_Exercise aim_
Copy each line exactly.

* Begin *

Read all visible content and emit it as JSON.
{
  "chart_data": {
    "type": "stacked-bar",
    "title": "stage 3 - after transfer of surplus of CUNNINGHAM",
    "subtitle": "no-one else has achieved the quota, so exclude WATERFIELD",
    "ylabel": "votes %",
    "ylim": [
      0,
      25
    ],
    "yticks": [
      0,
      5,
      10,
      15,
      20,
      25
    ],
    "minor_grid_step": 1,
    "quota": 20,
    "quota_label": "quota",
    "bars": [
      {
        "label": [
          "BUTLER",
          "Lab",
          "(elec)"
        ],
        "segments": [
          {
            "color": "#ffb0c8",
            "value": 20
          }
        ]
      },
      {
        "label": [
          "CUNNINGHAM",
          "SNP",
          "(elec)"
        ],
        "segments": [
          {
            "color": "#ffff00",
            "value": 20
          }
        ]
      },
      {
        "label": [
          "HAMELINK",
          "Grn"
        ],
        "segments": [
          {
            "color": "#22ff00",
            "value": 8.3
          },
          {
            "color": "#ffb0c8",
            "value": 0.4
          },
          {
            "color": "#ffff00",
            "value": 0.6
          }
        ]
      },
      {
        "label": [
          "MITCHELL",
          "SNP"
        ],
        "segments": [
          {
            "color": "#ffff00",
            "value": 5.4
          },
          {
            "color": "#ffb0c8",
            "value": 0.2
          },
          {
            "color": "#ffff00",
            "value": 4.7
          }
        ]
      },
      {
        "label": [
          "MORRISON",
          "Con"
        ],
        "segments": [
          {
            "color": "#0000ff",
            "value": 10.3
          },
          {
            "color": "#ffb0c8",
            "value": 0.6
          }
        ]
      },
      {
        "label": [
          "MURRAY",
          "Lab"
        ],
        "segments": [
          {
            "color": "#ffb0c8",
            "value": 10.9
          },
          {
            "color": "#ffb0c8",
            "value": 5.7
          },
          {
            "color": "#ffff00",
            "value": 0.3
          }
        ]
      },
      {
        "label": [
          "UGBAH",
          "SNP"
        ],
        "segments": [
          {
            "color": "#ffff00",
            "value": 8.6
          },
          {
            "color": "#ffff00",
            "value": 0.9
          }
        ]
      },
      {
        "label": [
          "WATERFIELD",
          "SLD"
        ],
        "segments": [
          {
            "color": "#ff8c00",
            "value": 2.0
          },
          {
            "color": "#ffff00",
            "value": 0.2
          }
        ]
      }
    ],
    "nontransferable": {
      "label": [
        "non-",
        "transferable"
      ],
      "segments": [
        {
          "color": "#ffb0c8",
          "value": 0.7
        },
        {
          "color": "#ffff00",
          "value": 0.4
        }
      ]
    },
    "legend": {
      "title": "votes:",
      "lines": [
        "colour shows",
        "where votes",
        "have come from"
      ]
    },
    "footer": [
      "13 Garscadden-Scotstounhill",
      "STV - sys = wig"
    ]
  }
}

* End *

_Reply_
Read all visible content and emit it as JSON.
{
  "chart_data": {
    "type": "stacked-bar",
    "title": "stage 3 - after transfer of surplus of CUNNINGHAM",
    "subtitle": "no-one else has achieved the quota, so exclude WATERFIELD",
    "ylabel": "votes %",
    "ylim": [
      0,
      25
    ],
    "yticks": [
      0,
      5,
      10,
      15,
      20,
      25
    ],
    "minor_grid_step": 1,
    "quota": 20,
    "quota_label": "quota",
    "bars": [
      {
        "label": [
          "BUTLER",
          "Lab",
          "(elec)"
        ],
        "segments": [
          {
            "color": "#ffb0c8",
            "value": 20
          }
        ]
      },
      {
        "label": [
          "CUNNINGHAM",
          "SNP",
          "(elec)"
        ],
        "segments": [
          {
            "color": "#ffff00",
            "value": 20
          }
        ]
      },
      {
        "label": [
          "HAMELINK",
          "Grn"
        ],
        "segments": [
          {
            "color": "#22ff00",
            "value": 8.3
          },
          {
            "color": "#ffb0c8",
            "value": 0.4
          },
          {
            "color": "#ffff00",
            "value": 0.6
          }
        ]
      },
      {
        "label": [
          "MITCHELL",
          "SNP"
        ],
        "segments": [
          {
            "color": "#ffff00",
            "value": 5.4
          },
          {
            "color": "#ffb0c8",
            "value": 0.2
          },
          {
            "color": "#ffff00",
            "value": 4.7
          }
        ]
      },
      {
        "label": [
          "MORRISON",
          "Con"
        ],
        "segments": [
          {
            "color": "#0000ff",
            "value": 10.3
          },
          {
            "color": "#ffb0c8",
            "value": 0.6
          }
        ]
      },
      {
        "label": [
          "MURRAY",
          "Lab"
        ],
        "segments": [
          {
            "color": "#ffb0c8",
            "value": 10.9
          },
          {
            "color": "#ffb0c8",
            "value": 5.7
          },
          {
            "color": "#ffff00",
            "value": 0.3
          }
        ]
      },
      {
        "label": [
          "UGBAH",
          "SNP"
        ],
        "segments": [
          {
            "color": "#ffff00",
            "value": 8.6
          },
          {
            "color": "#ffff00",
            "value": 0.9
          }
        ]
      },
      {
        "label": [
          "WATERFIELD",
          "SLD"
        ],
        "segments": [
          {
            "color": "#ff8c00",
            "value": 2.0
          },
          {
            "color": "#ffff00",
            "value": 0.2
          }
        ]
      }
    ],
    "nontransferable": {
      "label": [
        "non-",
        "transferable"
      ],
      "segments": [
        {
          "color": "#ffb0c8",
          "value": 0.7
        },
        {
          "color": "#ffff00",
          "value": 0.4
        }
      ]
    },
    "legend": {
      "title": "votes:",
      "lines": [
        "colour shows",
        "where votes",
        "have come from"
      ]
    },
    "footer": [
      "13 Garscadden-Scotstounhill",
      "STV - sys = wig"
    ]
  }
}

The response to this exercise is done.